● Challenge: All lines in which the word "that" occurs are to be extracted.

====== Records to use

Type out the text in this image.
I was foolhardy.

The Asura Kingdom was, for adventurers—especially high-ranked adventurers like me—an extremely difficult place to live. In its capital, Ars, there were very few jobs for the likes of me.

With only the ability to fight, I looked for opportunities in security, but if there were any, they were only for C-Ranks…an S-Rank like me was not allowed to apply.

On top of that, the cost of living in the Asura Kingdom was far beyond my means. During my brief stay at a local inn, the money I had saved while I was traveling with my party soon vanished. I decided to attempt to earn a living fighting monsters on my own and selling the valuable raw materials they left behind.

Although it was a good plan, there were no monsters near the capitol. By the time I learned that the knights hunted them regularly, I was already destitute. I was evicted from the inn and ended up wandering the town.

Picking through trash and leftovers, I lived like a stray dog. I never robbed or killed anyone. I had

============

● Result below:
On top of that, the cost of living in the Asura Kingdom was far beyond my means. During my brief stay at a local inn, the money I had saved while I was traveling with my party soon vanished. I decided to attempt to earn a living fighting monsters on my own and selling the valuable raw materials they left behind.
Although it was a good plan, there were no monsters near the capitol. By the time I learned that the knights hunted them regularly, I was already destitute. I was evicted from the inn and ended up wandering the town.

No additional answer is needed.